Goal: Find every line containing the word "土壤及岩石" in the records below; report only how many there are.

[Stored records]
[Begin]

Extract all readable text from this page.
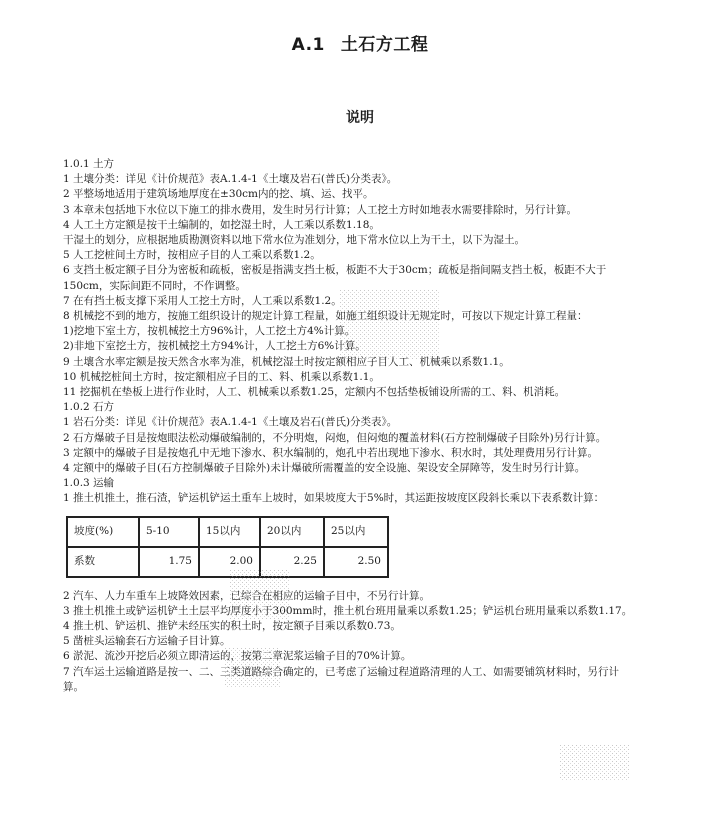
A.1 土石方工程
说明

1.0.1 土方

1 土壤分类：详见《计价规范》表A.1.4-1《土壤及岩石(普氏)分类表》。

2 平整场地适用于建筑场地厚度在±30cm内的挖、填、运、找平。

3 本章未包括地下水位以下施工的排水费用，发生时另行计算；人工挖土方时如地表水需要排除时，另行计算。

4 人工土方定额是按干土编制的，如挖湿土时，人工乘以系数1.18。

干湿土的划分，应根据地质勘测资料以地下常水位为准划分，地下常水位以上为干土，以下为湿土。

5 人工挖桩间土方时，按相应子目的人工乘以系数1.2。

6 支挡土板定额子目分为密板和疏板，密板是指满支挡土板，板距不大于30cm；疏板是指间隔支挡土板，板距不大于150cm，实际间距不同时，不作调整。

7 在有挡土板支撑下采用人工挖土方时，人工乘以系数1.2。

8 机械挖不到的地方，按施工组织设计的规定计算工程量，如施工组织设计无规定时，可按以下规定计算工程量：

1)挖地下室土方，按机械挖土方96%计，人工挖土方4%计算。

2)非地下室挖土方，按机械挖土方94%计，人工挖土方6%计算。

9 土壤含水率定额是按天然含水率为准，机械挖湿土时按定额相应子目人工、机械乘以系数1.1。

10 机械挖桩间土方时，按定额相应子目的工、料、机乘以系数1.1。

11 挖掘机在垫板上进行作业时，人工、机械乘以系数1.25，定额内不包括垫板铺设所需的工、料、机消耗。

1.0.2 石方

1 岩石分类：详见《计价规范》表A.1.4-1《土壤及岩石(普氏)分类表》。

2 石方爆破子目是按炮眼法松动爆破编制的，不分明炮，闷炮，但闷炮的覆盖材料(石方控制爆破子目除外)另行计算。

3 定额中的爆破子目是按炮孔中无地下渗水、积水编制的，炮孔中若出现地下渗水、积水时，其处理费用另行计算。

4 定额中的爆破子目(石方控制爆破子目除外)未计爆破所需覆盖的安全设施、架设安全屏障等，发生时另行计算。

1.0.3 运输

1 推土机推土，推石渣，铲运机铲运土重车上坡时，如果坡度大于5%时，其运距按坡度区段斜长乘以下表系数计算：

坡度(%)	5-10	15以内	20以内	25以内
系数	1.75	2.00	2.25	2.50

2 汽车、人力车重车上坡降效因素，已综合在相应的运输子目中，不另行计算。

3 推土机推土或铲运机铲土土层平均厚度小于300mm时，推土机台班用量乘以系数1.25；铲运机台班用量乘以系数1.17。

4 推土机、铲运机、推铲未经压实的积土时，按定额子目乘以系数0.73。

5 凿桩头运输套石方运输子目计算。

6 淤泥、流沙开挖后必须立即清运的，按第二章泥浆运输子目的70%计算。

7 汽车运土运输道路是按一、二、三类道路综合确定的，已考虑了运输过程道路清理的人工、如需要铺筑材料时，另行计算。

[End]

Correct result: 2